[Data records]
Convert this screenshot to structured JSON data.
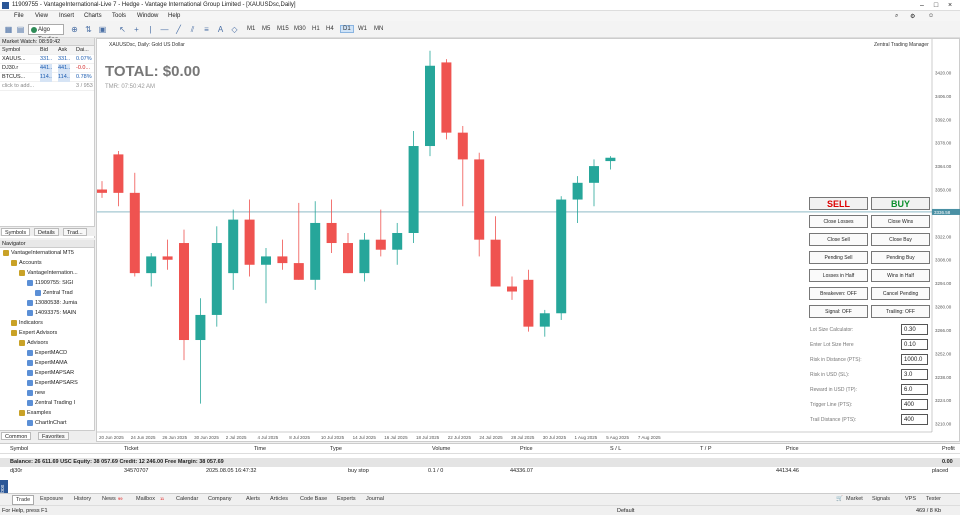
{
  "titlebar": {
    "title": "11909755 - VantageInternational-Live 7 - Hedge - Vantage International Group Limited - [XAUUSDsc,Daily]"
  },
  "menu": [
    "File",
    "View",
    "Insert",
    "Charts",
    "Tools",
    "Window",
    "Help"
  ],
  "toolbar": {
    "algo": "Algo Trading",
    "timeframes": [
      "M1",
      "M5",
      "M15",
      "M30",
      "H1",
      "H4",
      "D1",
      "W1",
      "MN"
    ],
    "active_tf": "D1"
  },
  "market_watch": {
    "title": "Market Watch: 08:59:42",
    "headers": [
      "Symbol",
      "Bid",
      "Ask",
      "Dai..."
    ],
    "rows": [
      {
        "symbol": "XAUUS...",
        "bid": "331...",
        "ask": "331...",
        "daily": "0.07%"
      },
      {
        "symbol": "DJ30.r",
        "bid": "441...",
        "ask": "441...",
        "daily": "-0.0..."
      },
      {
        "symbol": "BTCUS...",
        "bid": "114...",
        "ask": "114...",
        "daily": "0.78%"
      }
    ],
    "add_hint": "click to add...",
    "count": "3 / 953",
    "tabs": [
      "Symbols",
      "Details",
      "Trad..."
    ]
  },
  "navigator": {
    "title": "Navigator",
    "items": [
      {
        "label": "VantageInternational MT5",
        "indent": 0
      },
      {
        "label": "Accounts",
        "indent": 1
      },
      {
        "label": "VantageInternation...",
        "indent": 2
      },
      {
        "label": "11909755: SIGI",
        "indent": 3
      },
      {
        "label": "Zentral Trad",
        "indent": 4
      },
      {
        "label": "13080538: Jumia",
        "indent": 3
      },
      {
        "label": "14093375: MAIN",
        "indent": 3
      },
      {
        "label": "Indicators",
        "indent": 1
      },
      {
        "label": "Expert Advisors",
        "indent": 1
      },
      {
        "label": "Advisors",
        "indent": 2
      },
      {
        "label": "ExpertMACD",
        "indent": 3
      },
      {
        "label": "ExpertMAMA",
        "indent": 3
      },
      {
        "label": "ExpertMAPSAR",
        "indent": 3
      },
      {
        "label": "ExpertMAPSARS",
        "indent": 3
      },
      {
        "label": "new",
        "indent": 3
      },
      {
        "label": "Zentral Trading I",
        "indent": 3
      },
      {
        "label": "Examples",
        "indent": 2
      },
      {
        "label": "ChartInChart",
        "indent": 3
      }
    ],
    "tabs": [
      "Common",
      "Favorites"
    ]
  },
  "chart": {
    "title": "XAUUSDsc, Daily: Gold US Dollar",
    "total": "TOTAL: $0.00",
    "timer": "TMR: 07:50:42 AM",
    "manager": "Zentral Trading Manager",
    "price_labels": [
      "3420.00",
      "3406.00",
      "3392.00",
      "3378.00",
      "3364.00",
      "3350.00",
      "3336.00",
      "3322.00",
      "3308.00",
      "3294.00",
      "3280.00",
      "3266.00",
      "3252.00",
      "3238.00",
      "3224.00",
      "3210.00"
    ],
    "date_labels": [
      "20 Jun 2025",
      "24 Jun 2025",
      "26 Jun 2025",
      "30 Jun 2025",
      "2 Jul 2025",
      "4 Jul 2025",
      "8 Jul 2025",
      "10 Jul 2025",
      "14 Jul 2025",
      "16 Jul 2025",
      "18 Jul 2025",
      "22 Jul 2025",
      "24 Jul 2025",
      "28 Jul 2025",
      "30 Jul 2025",
      "1 Aug 2025",
      "5 Aug 2025",
      "7 Aug 2025"
    ],
    "current_price": "3336.58",
    "up_color": "#26a69a",
    "down_color": "#ef5350"
  },
  "chart_data": {
    "type": "candlestick",
    "ylim": [
      3205,
      3440
    ],
    "candles": [
      {
        "o": 3350,
        "h": 3355,
        "l": 3345,
        "c": 3348
      },
      {
        "o": 3371,
        "h": 3373,
        "l": 3340,
        "c": 3348
      },
      {
        "o": 3348,
        "h": 3360,
        "l": 3298,
        "c": 3300
      },
      {
        "o": 3300,
        "h": 3312,
        "l": 3292,
        "c": 3310
      },
      {
        "o": 3310,
        "h": 3320,
        "l": 3302,
        "c": 3308
      },
      {
        "o": 3318,
        "h": 3326,
        "l": 3248,
        "c": 3260
      },
      {
        "o": 3260,
        "h": 3285,
        "l": 3222,
        "c": 3275
      },
      {
        "o": 3275,
        "h": 3328,
        "l": 3268,
        "c": 3318
      },
      {
        "o": 3300,
        "h": 3338,
        "l": 3290,
        "c": 3332
      },
      {
        "o": 3332,
        "h": 3344,
        "l": 3298,
        "c": 3305
      },
      {
        "o": 3305,
        "h": 3315,
        "l": 3282,
        "c": 3310
      },
      {
        "o": 3310,
        "h": 3320,
        "l": 3302,
        "c": 3306
      },
      {
        "o": 3306,
        "h": 3342,
        "l": 3296,
        "c": 3296
      },
      {
        "o": 3296,
        "h": 3343,
        "l": 3290,
        "c": 3330
      },
      {
        "o": 3330,
        "h": 3344,
        "l": 3312,
        "c": 3318
      },
      {
        "o": 3318,
        "h": 3324,
        "l": 3300,
        "c": 3300
      },
      {
        "o": 3300,
        "h": 3324,
        "l": 3295,
        "c": 3320
      },
      {
        "o": 3320,
        "h": 3338,
        "l": 3310,
        "c": 3314
      },
      {
        "o": 3314,
        "h": 3330,
        "l": 3305,
        "c": 3324
      },
      {
        "o": 3324,
        "h": 3385,
        "l": 3318,
        "c": 3376
      },
      {
        "o": 3376,
        "h": 3433,
        "l": 3370,
        "c": 3424
      },
      {
        "o": 3426,
        "h": 3428,
        "l": 3380,
        "c": 3384
      },
      {
        "o": 3384,
        "h": 3388,
        "l": 3340,
        "c": 3368
      },
      {
        "o": 3368,
        "h": 3372,
        "l": 3310,
        "c": 3320
      },
      {
        "o": 3320,
        "h": 3334,
        "l": 3300,
        "c": 3292
      },
      {
        "o": 3292,
        "h": 3298,
        "l": 3284,
        "c": 3289
      },
      {
        "o": 3296,
        "h": 3302,
        "l": 3265,
        "c": 3268
      },
      {
        "o": 3268,
        "h": 3278,
        "l": 3262,
        "c": 3276
      },
      {
        "o": 3276,
        "h": 3346,
        "l": 3272,
        "c": 3344
      },
      {
        "o": 3344,
        "h": 3358,
        "l": 3330,
        "c": 3354
      },
      {
        "o": 3354,
        "h": 3368,
        "l": 3340,
        "c": 3364
      },
      {
        "o": 3367,
        "h": 3370,
        "l": 3362,
        "c": 3369
      }
    ]
  },
  "panel": {
    "sell": "SELL",
    "buy": "BUY",
    "buttons": [
      [
        "Close Losses",
        "Close Wins"
      ],
      [
        "Close Sell",
        "Close Buy"
      ],
      [
        "Pending Sell",
        "Pending Buy"
      ],
      [
        "Losses in Half",
        "Wins in Half"
      ],
      [
        "Breakeven: OFF",
        "Cancel Pending"
      ],
      [
        "Signal: OFF",
        "Trailing: OFF"
      ]
    ],
    "fields": [
      {
        "label": "Lot Size Calculator:",
        "value": "0.30"
      },
      {
        "label": "Enter Lot Size Here",
        "value": "0.10"
      },
      {
        "label": "Risk in Distance (PTS):",
        "value": "1000.0"
      },
      {
        "label": "Risk in USD (SL):",
        "value": "3.0"
      },
      {
        "label": "Reward in USD (TP):",
        "value": "6.0"
      },
      {
        "label": "Trigger Line (PTS):",
        "value": "400"
      },
      {
        "label": "Trail Distance (PTS):",
        "value": "400"
      }
    ]
  },
  "terminal": {
    "headers": [
      "Symbol",
      "Ticket",
      "Time",
      "Type",
      "Volume",
      "Price",
      "S / L",
      "T / P",
      "Price",
      "Profit"
    ],
    "balance": "Balance: 26 611.69 USC  Equity: 38 057.69  Credit: 12 246.00  Free Margin: 38 057.69",
    "balance_profit": "0.00",
    "order": {
      "symbol": "dj30r",
      "ticket": "34570707",
      "time": "2025.08.05 16:47:32",
      "type": "buy stop",
      "volume": "0.1 / 0",
      "price": "44336.07",
      "price2": "44134.46",
      "status": "placed"
    },
    "tabs": [
      "Trade",
      "Exposure",
      "History",
      "News",
      "Mailbox",
      "Calendar",
      "Company",
      "Alerts",
      "Articles",
      "Code Base",
      "Experts",
      "Journal"
    ],
    "news_badge": "99",
    "mail_badge": "11",
    "right_tabs": [
      "Market",
      "Signals",
      "VPS",
      "Tester"
    ]
  },
  "status": {
    "help": "For Help, press F1",
    "profile": "Default",
    "traffic": "469 / 8 Kb",
    "toolbox": "Toolbox"
  }
}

Written exercise. Pull out every line in the material above where "Close" occurs.

Result for this task.
        "Close Losses",
        "Close Wins"
        "Close Sell",
        "Close Buy"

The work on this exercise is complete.